- What the task asks
Present every line in which the string "from" appears.

- Task material
···

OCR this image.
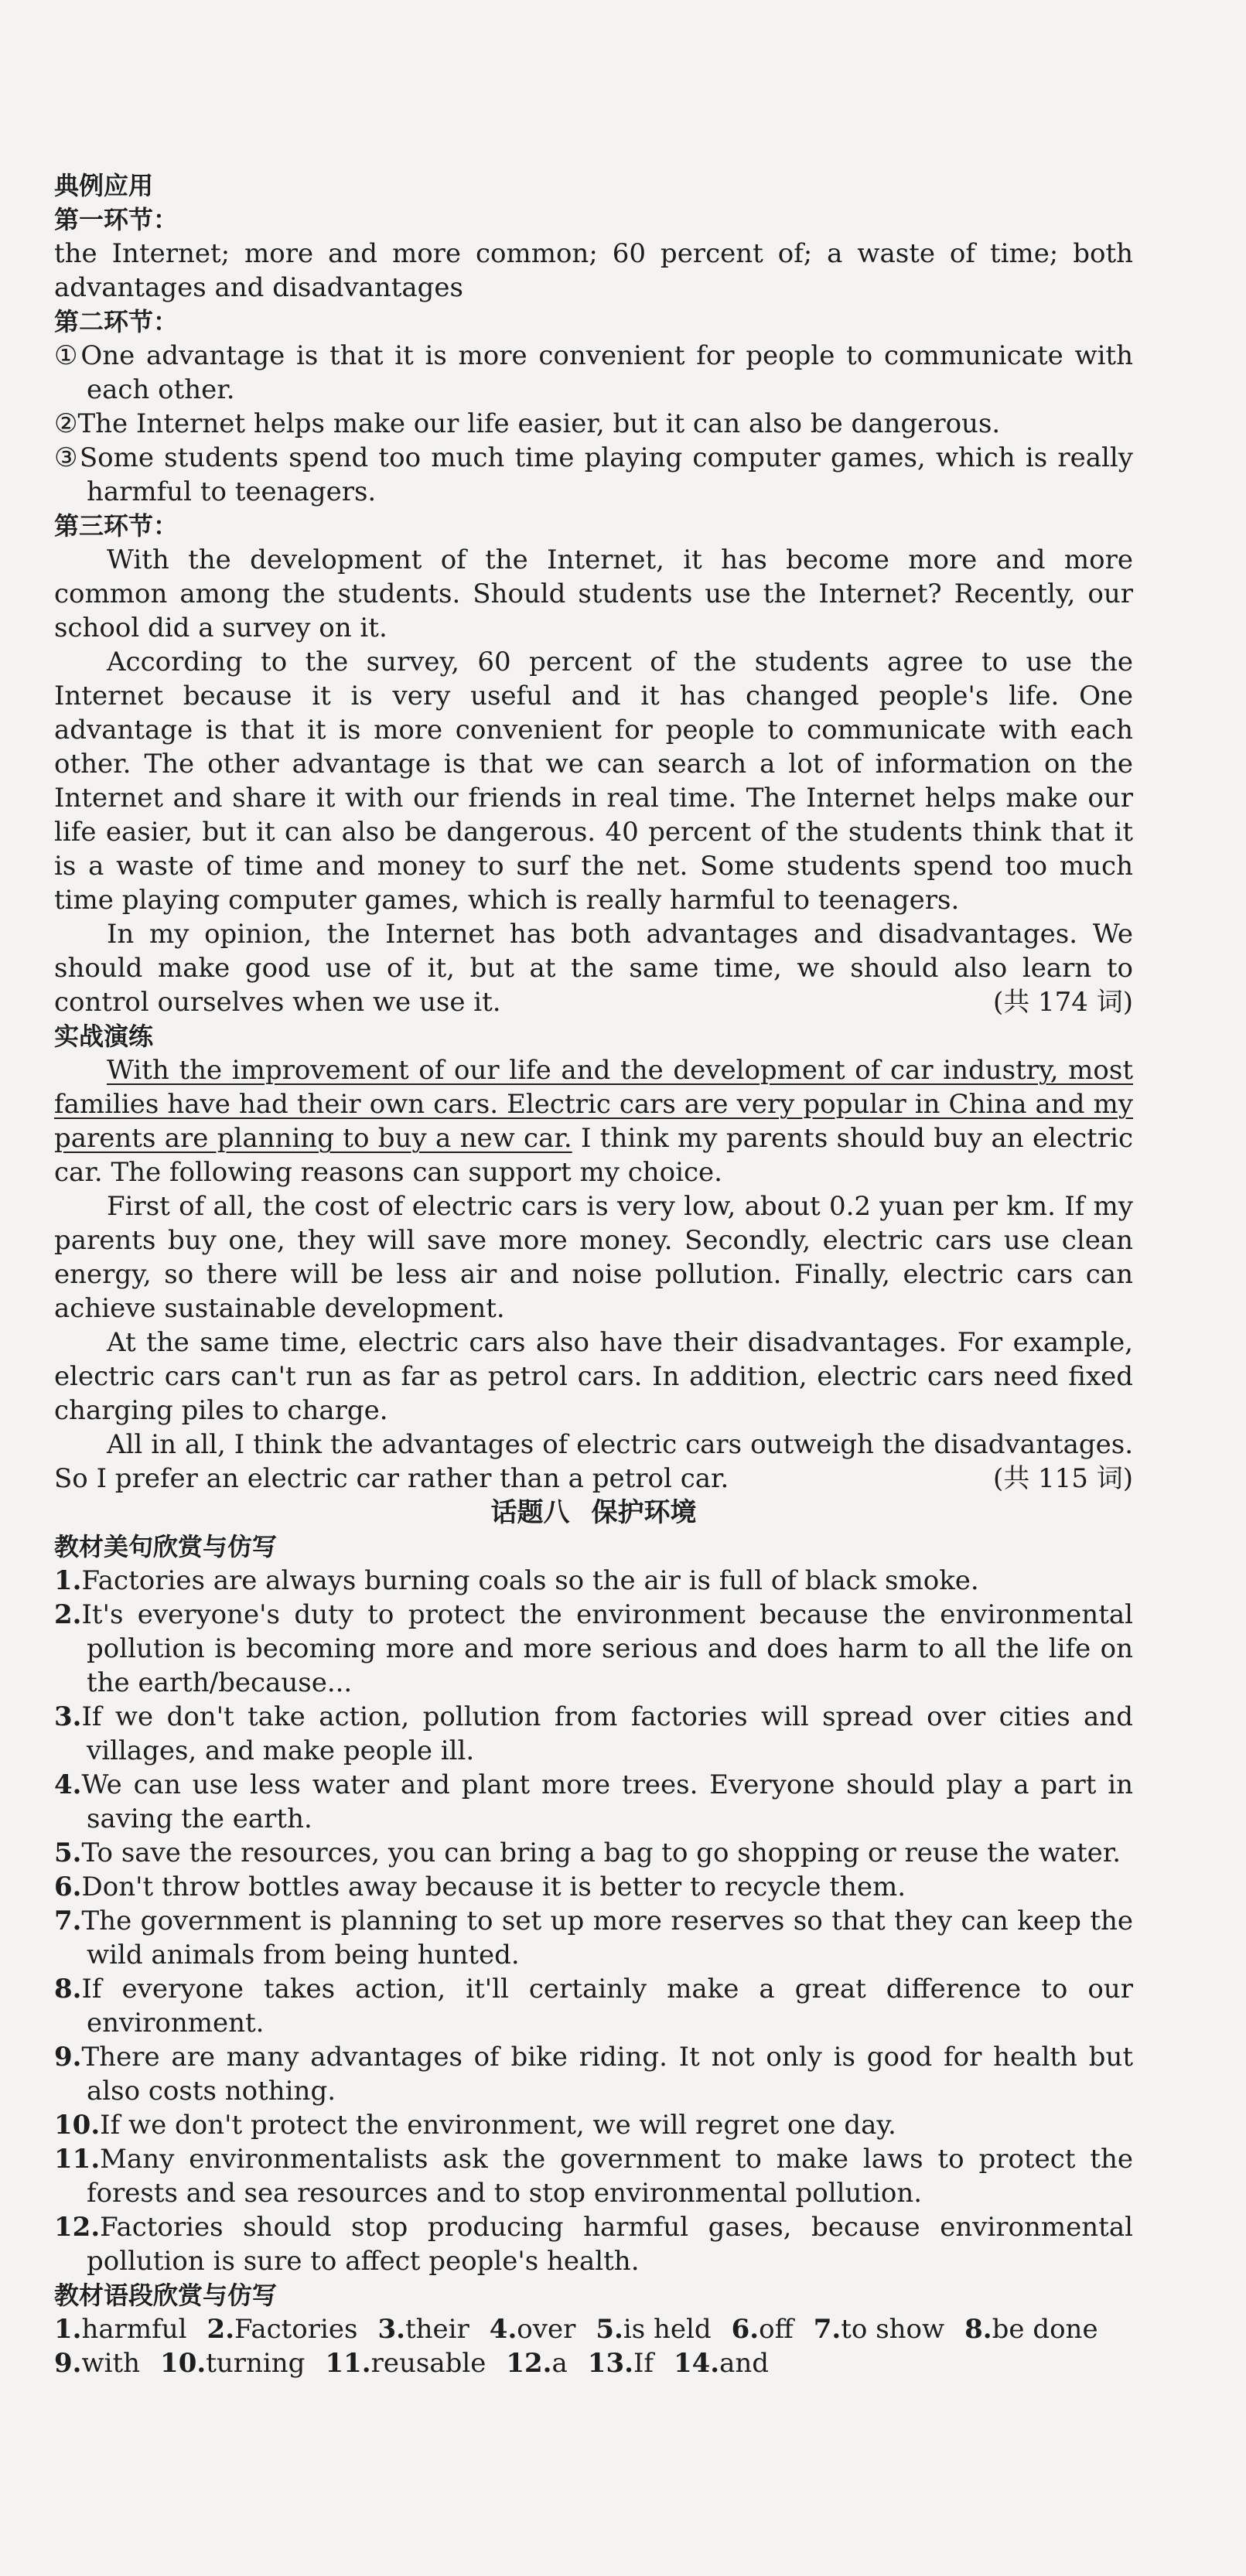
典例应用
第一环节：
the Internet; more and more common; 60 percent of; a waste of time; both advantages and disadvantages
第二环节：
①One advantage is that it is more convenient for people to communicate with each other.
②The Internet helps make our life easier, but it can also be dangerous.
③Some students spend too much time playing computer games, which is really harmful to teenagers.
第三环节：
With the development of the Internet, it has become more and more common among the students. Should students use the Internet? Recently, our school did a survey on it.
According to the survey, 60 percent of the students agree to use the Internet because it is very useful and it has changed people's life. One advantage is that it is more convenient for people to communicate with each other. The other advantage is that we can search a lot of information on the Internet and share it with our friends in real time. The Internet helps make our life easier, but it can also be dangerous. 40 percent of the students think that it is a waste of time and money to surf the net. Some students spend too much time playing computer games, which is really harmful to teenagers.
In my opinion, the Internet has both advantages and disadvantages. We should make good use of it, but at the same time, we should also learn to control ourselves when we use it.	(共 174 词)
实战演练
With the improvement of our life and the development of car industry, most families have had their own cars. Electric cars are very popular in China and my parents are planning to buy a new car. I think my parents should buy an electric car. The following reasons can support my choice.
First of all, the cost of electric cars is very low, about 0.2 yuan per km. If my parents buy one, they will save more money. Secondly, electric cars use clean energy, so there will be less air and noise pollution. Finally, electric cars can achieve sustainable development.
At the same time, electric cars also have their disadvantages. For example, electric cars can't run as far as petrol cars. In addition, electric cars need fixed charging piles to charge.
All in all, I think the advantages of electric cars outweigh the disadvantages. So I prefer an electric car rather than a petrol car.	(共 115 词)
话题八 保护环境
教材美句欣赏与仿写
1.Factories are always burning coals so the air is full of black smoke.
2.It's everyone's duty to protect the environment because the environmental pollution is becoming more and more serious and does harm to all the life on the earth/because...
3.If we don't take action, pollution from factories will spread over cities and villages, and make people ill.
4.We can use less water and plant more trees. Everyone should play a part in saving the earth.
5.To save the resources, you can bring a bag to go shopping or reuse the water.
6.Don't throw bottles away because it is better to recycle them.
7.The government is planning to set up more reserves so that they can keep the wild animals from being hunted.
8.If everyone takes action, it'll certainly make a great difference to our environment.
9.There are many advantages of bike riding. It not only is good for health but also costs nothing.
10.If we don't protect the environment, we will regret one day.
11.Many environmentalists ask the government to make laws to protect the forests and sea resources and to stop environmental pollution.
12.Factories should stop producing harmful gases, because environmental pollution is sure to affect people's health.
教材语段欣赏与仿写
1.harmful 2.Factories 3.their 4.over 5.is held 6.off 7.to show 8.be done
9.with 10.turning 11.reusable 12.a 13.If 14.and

···

- Correct output
3.If we don't take action, pollution from factories will spread over cities and villages, and make people ill.
7.The government is planning to set up more reserves so that they can keep the wild animals from being hunted.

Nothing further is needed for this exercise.